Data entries
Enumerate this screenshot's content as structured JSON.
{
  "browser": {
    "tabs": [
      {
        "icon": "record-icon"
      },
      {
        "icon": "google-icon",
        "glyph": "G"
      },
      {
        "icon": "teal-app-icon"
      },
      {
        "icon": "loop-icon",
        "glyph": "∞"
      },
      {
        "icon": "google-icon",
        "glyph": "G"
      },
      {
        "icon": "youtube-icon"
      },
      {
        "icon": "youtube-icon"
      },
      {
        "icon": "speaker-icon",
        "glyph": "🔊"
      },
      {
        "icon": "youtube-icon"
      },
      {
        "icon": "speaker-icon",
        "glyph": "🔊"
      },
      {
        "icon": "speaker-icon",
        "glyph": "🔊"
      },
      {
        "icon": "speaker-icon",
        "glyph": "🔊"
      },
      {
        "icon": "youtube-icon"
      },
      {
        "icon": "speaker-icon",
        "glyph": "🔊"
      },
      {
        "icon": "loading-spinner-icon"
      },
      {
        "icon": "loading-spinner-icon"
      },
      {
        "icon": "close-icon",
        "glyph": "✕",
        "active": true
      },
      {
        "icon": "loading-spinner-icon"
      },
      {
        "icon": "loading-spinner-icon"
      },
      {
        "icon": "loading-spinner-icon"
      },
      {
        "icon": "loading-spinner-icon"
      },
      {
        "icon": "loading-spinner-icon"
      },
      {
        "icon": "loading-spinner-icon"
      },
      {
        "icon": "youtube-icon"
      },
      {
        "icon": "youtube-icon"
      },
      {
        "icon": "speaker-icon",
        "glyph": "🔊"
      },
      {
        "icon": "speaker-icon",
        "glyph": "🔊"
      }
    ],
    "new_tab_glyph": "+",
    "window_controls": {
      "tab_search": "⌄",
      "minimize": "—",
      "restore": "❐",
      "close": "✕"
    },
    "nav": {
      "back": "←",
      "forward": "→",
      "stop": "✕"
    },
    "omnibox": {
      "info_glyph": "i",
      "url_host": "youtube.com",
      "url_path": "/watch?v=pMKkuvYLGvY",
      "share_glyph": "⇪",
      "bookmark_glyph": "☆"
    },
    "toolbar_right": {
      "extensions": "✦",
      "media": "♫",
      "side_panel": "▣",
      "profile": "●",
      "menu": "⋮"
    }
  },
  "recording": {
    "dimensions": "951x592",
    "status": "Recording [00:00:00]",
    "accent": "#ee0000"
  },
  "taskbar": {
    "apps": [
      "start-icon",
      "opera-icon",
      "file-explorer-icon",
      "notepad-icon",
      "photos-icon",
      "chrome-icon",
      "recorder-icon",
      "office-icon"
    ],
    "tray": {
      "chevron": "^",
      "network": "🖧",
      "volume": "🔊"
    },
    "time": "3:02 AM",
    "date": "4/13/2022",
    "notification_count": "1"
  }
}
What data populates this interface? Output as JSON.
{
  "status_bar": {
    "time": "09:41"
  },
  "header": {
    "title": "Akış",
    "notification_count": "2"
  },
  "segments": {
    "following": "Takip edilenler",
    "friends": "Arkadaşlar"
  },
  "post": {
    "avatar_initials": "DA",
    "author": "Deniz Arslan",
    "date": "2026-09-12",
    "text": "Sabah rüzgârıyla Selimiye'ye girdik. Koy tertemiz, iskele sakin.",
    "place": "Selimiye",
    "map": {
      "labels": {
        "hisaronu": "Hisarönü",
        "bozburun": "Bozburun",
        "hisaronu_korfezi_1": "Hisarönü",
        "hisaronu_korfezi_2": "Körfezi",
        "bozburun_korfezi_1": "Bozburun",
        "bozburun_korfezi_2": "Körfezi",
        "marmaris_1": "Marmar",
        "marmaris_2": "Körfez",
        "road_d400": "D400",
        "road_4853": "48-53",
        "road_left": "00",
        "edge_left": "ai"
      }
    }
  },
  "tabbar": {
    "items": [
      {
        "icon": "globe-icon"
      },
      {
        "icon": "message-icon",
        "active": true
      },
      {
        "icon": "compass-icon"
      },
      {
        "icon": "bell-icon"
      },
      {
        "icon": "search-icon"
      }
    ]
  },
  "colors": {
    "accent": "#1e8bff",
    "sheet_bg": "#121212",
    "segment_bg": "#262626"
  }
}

**WORK INSTRUCTIONS**
Exactly and only the lines from the line containing "What data populates" through the last line of the entries should be copied, both ends included.

**THE REPLY**
What data populates this interface? Output as JSON.
{
  "status_bar": {
    "time": "09:41"
  },
  "header": {
    "title": "Akış",
    "notification_count": "2"
  },
  "segments": {
    "following": "Takip edilenler",
    "friends": "Arkadaşlar"
  },
  "post": {
    "avatar_initials": "DA",
    "author": "Deniz Arslan",
    "date": "2026-09-12",
    "text": "Sabah rüzgârıyla Selimiye'ye girdik. Koy tertemiz, iskele sakin.",
    "place": "Selimiye",
    "map": {
      "labels": {
        "hisaronu": "Hisarönü",
        "bozburun": "Bozburun",
        "hisaronu_korfezi_1": "Hisarönü",
        "hisaronu_korfezi_2": "Körfezi",
        "bozburun_korfezi_1": "Bozburun",
        "bozburun_korfezi_2": "Körfezi",
        "marmaris_1": "Marmar",
        "marmaris_2": "Körfez",
        "road_d400": "D400",
        "road_4853": "48-53",
        "road_left": "00",
        "edge_left": "ai"
      }
    }
  },
  "tabbar": {
    "items": [
      {
        "icon": "globe-icon"
      },
      {
        "icon": "message-icon",
        "active": true
      },
      {
        "icon": "compass-icon"
      },
      {
        "icon": "bell-icon"
      },
      {
        "icon": "search-icon"
      }
    ]
  },
  "colors": {
    "accent": "#1e8bff",
    "sheet_bg": "#121212",
    "segment_bg": "#262626"
  }
}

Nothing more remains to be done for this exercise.